**Supplied records:**
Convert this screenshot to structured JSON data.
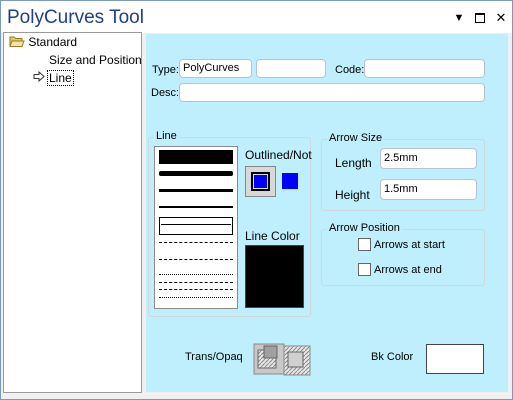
{
  "window": {
    "title": "PolyCurves Tool",
    "controls": [
      "dropdown-icon",
      "maximize-icon",
      "close-icon"
    ]
  },
  "tree": {
    "root": {
      "label": "Standard",
      "icon": "folder-open-icon"
    },
    "items": [
      {
        "label": "Size and Position",
        "selected": false
      },
      {
        "label": "Line",
        "selected": true,
        "icon": "arrow-right-icon"
      }
    ]
  },
  "fields": {
    "type_label": "Type:",
    "type_value": "PolyCurves",
    "type_extra_value": "",
    "code_label": "Code:",
    "code_value": "",
    "desc_label": "Desc:",
    "desc_value": ""
  },
  "line_group": {
    "legend": "Line",
    "outlined_label": "Outlined/Not",
    "line_color_label": "Line Color",
    "line_color": "#000000",
    "outline_fill_color": "#0000ff",
    "line_styles": [
      "thick-solid",
      "rough-solid",
      "medium-solid",
      "thin-solid",
      "hairline-selected",
      "long-dash",
      "dash",
      "dot",
      "dash-dot",
      "dash-dot-dot",
      "fine-dash"
    ],
    "selected_style": "hairline-selected"
  },
  "arrow_size": {
    "legend": "Arrow Size",
    "length_label": "Length",
    "length_value": "2.5mm",
    "height_label": "Height",
    "height_value": "1.5mm"
  },
  "arrow_position": {
    "legend": "Arrow Position",
    "start_label": "Arrows at start",
    "start_checked": false,
    "end_label": "Arrows at end",
    "end_checked": false
  },
  "bottom": {
    "trans_label": "Trans/Opaq",
    "bk_color_label": "Bk Color",
    "bk_color": "#ffffff"
  },
  "colors": {
    "title_text": "#1e3f8a",
    "panel_bg": "#bfeffd",
    "window_border": "#7a98c0"
  }
}
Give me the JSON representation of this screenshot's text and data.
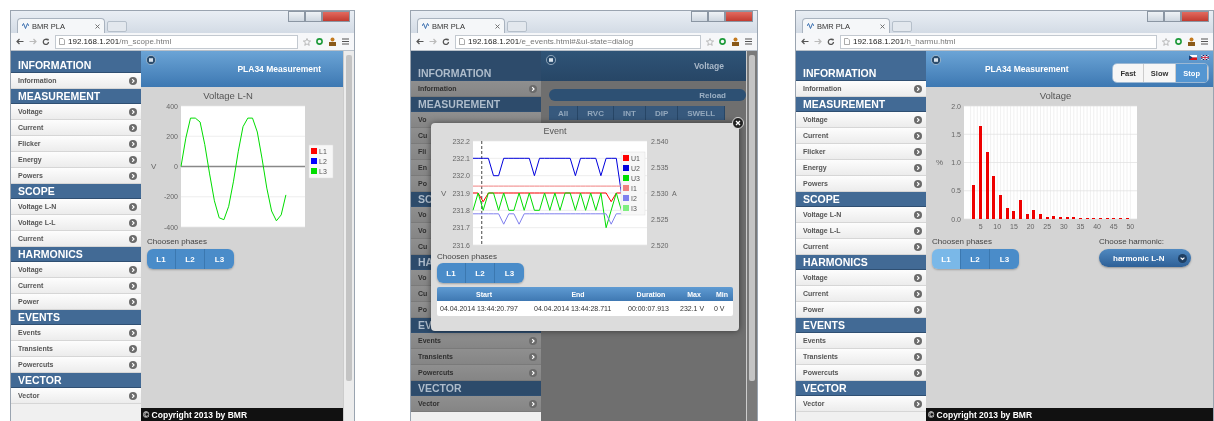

**Exercise requirements:** Show all lines from the listing above in which "selected" appears.

**Solution for this task:**
        "selected": false
        "selected": true,
      "hairline-selected",
    "selected_style": "hairline-selected"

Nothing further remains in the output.